**YOUR TASK:** For this exercise, copy out each line of the material below that includes "растениеводства".

(Extracted data entries)
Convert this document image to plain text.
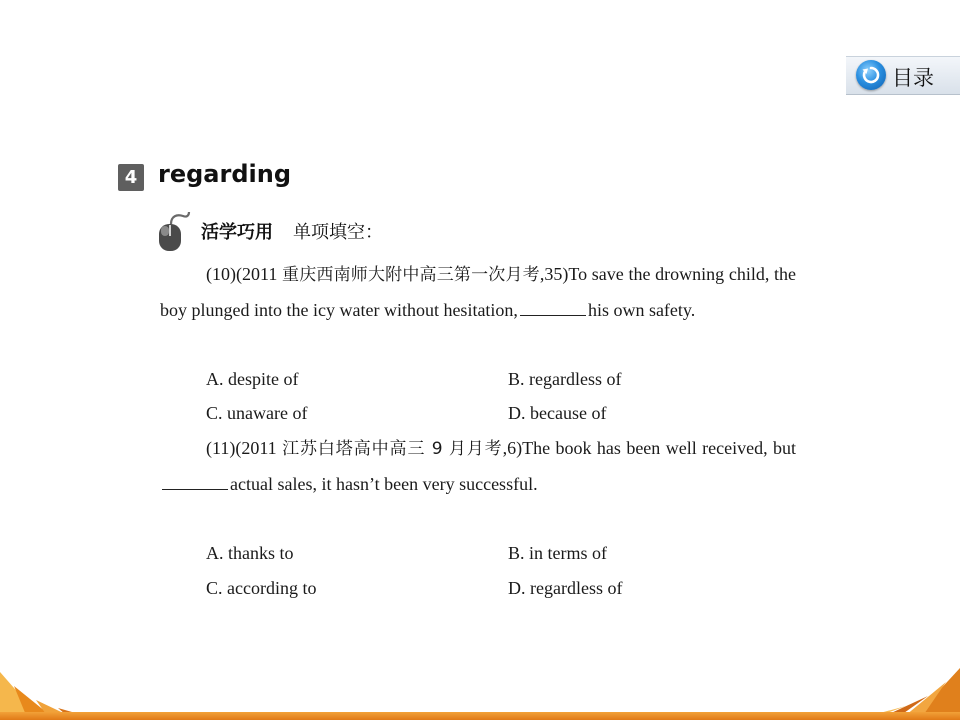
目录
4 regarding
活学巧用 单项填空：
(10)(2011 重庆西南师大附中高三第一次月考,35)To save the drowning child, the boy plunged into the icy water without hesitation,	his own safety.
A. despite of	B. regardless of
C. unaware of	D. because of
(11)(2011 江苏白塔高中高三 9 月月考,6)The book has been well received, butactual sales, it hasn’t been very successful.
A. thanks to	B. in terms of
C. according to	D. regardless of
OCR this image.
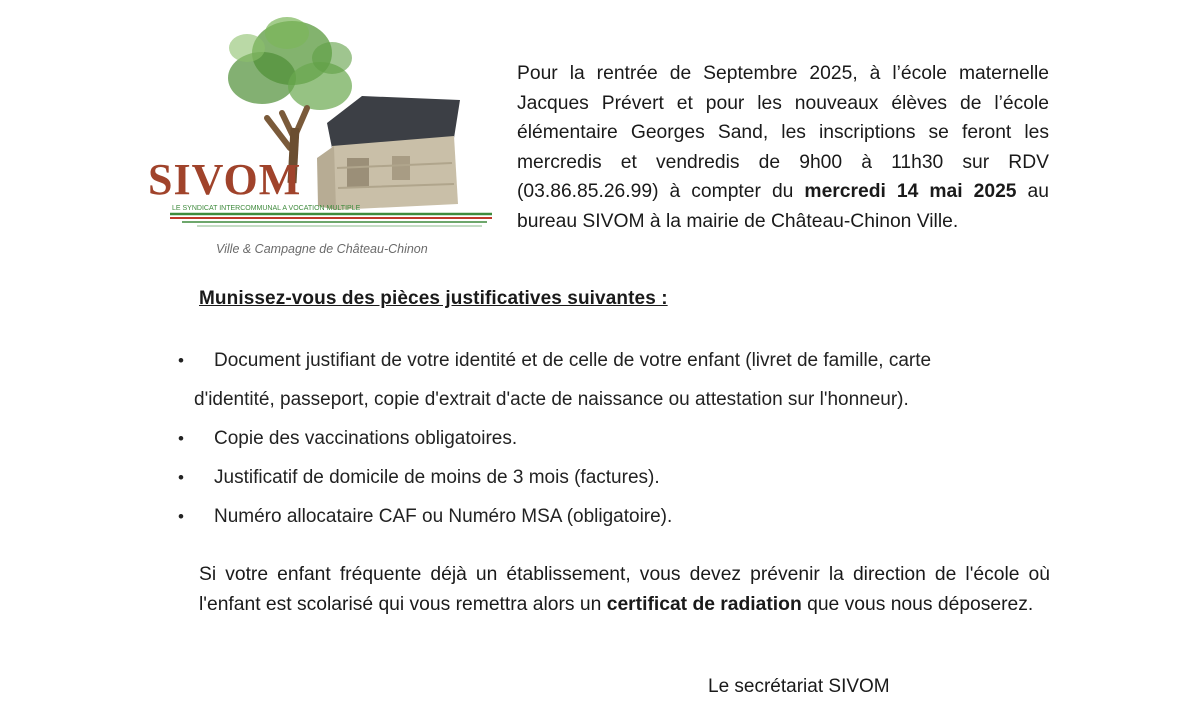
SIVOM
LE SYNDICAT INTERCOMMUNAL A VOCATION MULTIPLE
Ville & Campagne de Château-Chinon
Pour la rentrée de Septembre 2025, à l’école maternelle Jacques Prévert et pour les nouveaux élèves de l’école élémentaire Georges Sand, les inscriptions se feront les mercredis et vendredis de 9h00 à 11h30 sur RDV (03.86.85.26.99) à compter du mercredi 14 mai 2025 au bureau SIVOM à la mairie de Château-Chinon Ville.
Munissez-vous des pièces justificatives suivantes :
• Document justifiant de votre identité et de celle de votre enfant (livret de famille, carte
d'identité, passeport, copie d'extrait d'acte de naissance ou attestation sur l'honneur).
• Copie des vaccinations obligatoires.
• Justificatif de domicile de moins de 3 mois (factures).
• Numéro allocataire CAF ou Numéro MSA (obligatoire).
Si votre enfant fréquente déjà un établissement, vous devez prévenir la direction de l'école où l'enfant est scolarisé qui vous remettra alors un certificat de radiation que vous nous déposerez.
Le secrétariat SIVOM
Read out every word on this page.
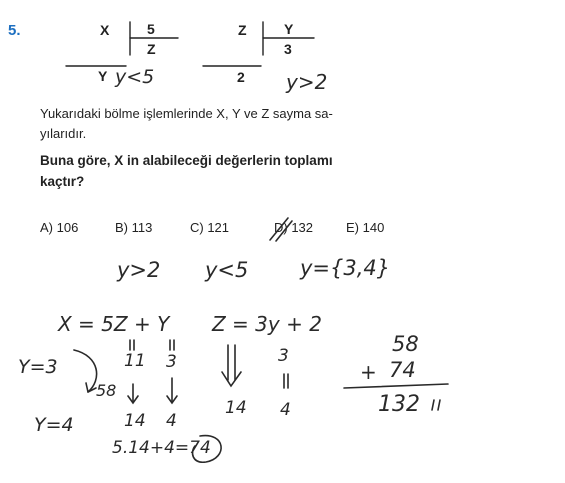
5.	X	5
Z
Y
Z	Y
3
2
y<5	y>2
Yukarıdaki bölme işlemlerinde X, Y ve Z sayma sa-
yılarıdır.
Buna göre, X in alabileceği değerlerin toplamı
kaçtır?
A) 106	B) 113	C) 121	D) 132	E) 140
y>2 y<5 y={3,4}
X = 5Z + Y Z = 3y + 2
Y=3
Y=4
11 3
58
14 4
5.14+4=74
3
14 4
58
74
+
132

...

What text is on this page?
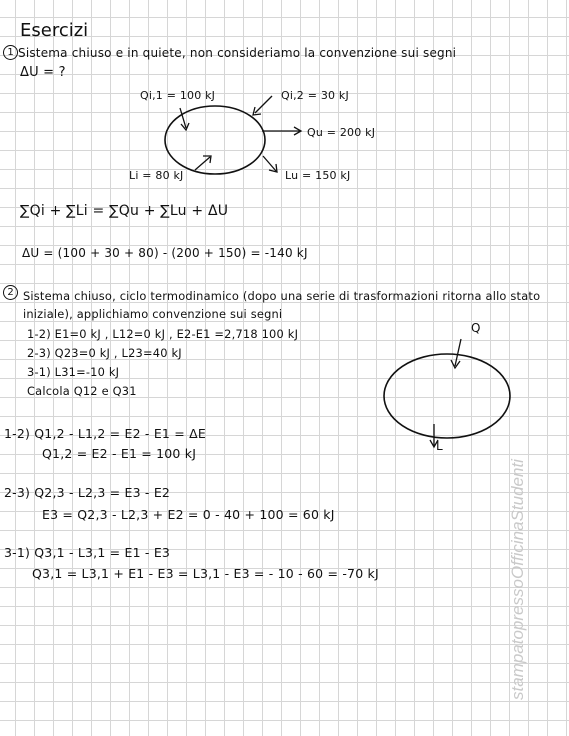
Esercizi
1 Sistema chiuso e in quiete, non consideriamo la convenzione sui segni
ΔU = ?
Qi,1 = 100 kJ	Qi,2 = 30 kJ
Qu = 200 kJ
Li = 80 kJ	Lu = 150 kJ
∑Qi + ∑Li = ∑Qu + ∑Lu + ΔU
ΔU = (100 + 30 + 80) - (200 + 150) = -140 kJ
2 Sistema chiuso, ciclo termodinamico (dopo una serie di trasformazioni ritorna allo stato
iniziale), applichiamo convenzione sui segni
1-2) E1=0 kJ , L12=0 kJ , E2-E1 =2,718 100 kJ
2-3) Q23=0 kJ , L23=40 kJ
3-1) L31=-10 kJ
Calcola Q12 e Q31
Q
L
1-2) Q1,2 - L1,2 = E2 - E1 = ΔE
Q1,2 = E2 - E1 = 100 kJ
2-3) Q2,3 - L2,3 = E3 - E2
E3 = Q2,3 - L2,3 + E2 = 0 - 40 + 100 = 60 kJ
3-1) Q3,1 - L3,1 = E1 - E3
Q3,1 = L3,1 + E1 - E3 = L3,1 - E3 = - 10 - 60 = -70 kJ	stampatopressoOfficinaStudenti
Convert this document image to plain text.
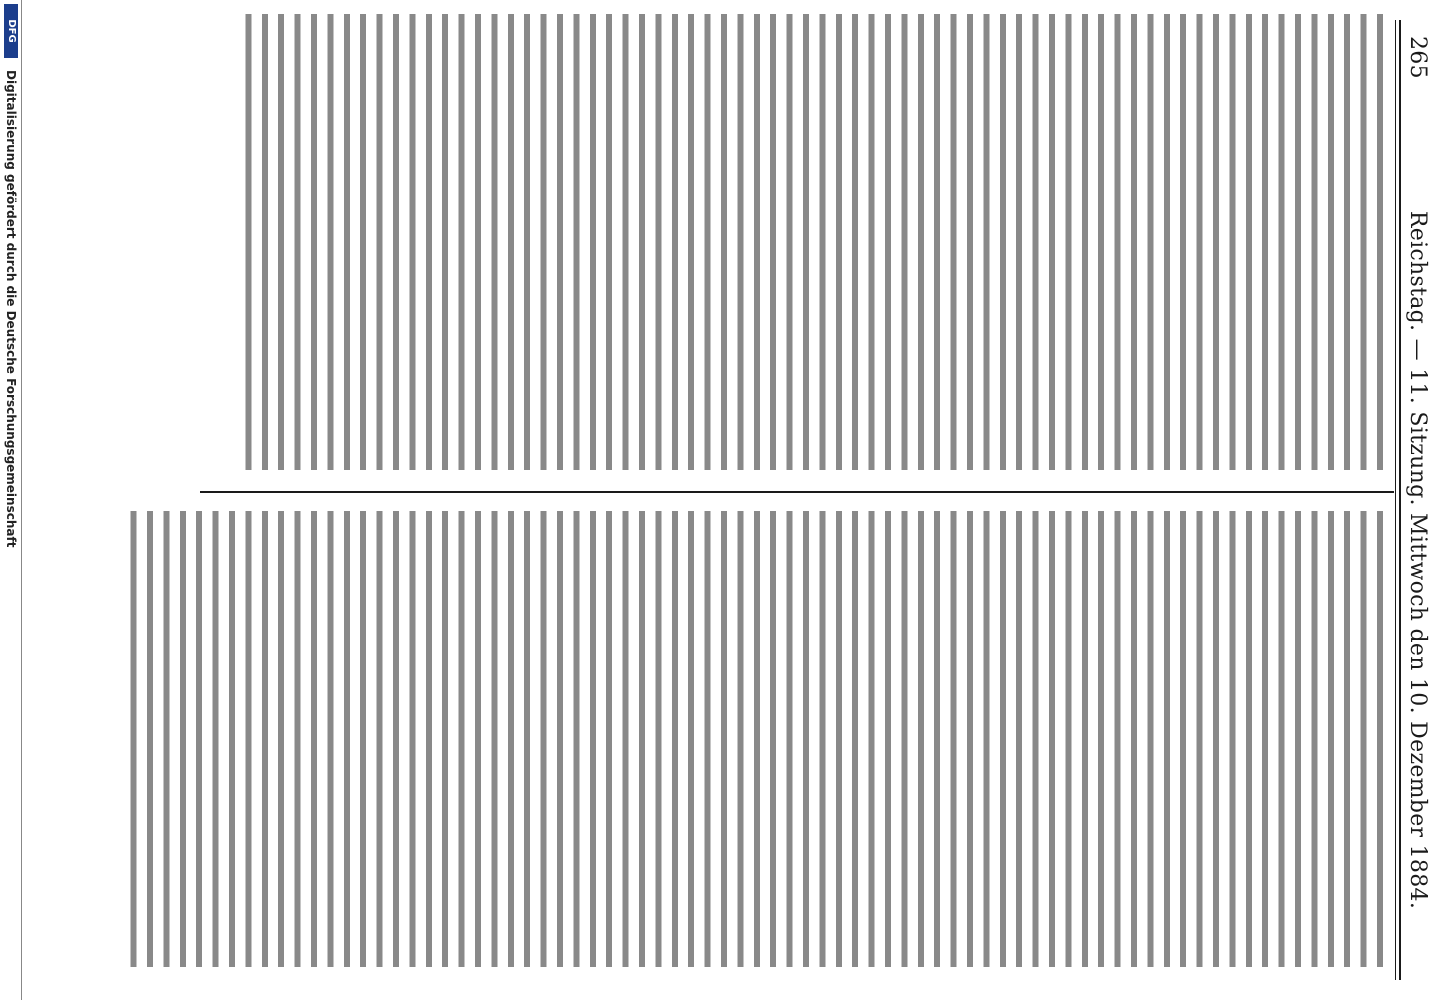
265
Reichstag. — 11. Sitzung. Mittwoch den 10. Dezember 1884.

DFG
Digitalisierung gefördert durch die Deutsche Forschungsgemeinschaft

==

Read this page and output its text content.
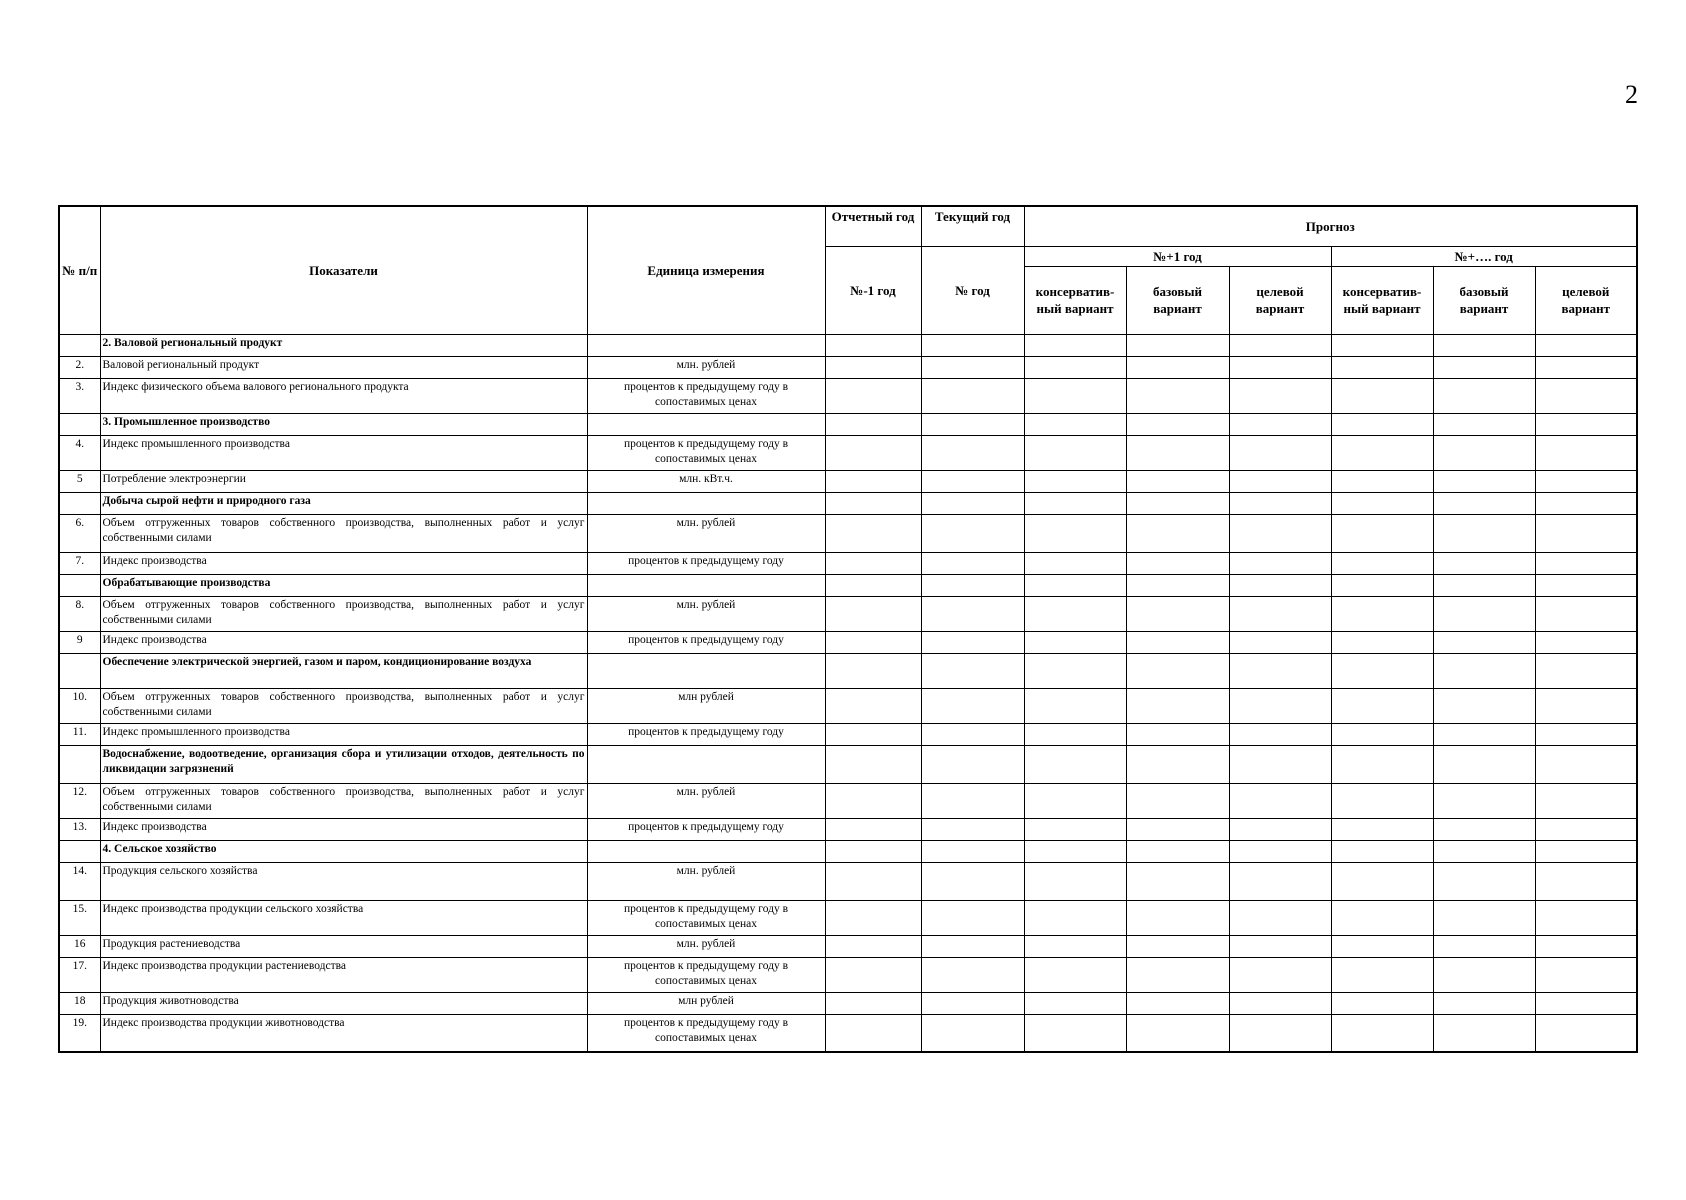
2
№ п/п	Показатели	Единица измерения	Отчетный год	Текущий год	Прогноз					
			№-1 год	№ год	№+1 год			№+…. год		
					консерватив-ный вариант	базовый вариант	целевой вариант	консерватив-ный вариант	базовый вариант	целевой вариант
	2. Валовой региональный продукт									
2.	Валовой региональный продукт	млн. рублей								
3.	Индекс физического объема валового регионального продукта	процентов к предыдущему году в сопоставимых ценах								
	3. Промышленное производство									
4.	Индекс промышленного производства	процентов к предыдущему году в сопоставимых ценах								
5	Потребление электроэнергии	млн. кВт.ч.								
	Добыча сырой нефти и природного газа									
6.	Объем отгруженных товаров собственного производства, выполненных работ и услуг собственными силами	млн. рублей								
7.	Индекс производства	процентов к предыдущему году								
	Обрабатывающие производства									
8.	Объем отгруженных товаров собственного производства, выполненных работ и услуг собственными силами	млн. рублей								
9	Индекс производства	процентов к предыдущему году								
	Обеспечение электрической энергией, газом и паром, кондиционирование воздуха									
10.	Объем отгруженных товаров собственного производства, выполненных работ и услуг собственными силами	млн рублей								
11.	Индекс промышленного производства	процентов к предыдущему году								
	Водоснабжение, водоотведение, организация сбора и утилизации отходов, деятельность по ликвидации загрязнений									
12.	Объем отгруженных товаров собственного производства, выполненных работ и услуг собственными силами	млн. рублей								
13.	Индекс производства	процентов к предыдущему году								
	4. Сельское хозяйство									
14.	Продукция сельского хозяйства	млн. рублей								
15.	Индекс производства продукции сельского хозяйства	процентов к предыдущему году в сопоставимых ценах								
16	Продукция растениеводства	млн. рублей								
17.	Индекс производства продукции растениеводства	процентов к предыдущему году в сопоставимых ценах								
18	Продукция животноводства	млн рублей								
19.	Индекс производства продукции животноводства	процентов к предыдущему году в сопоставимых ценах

**TASK ANSWER:**
16	Продукция растениеводства	млн. рублей								
17.	Индекс производства продукции растениеводства	процентов к предыдущему году в сопоставимых ценах								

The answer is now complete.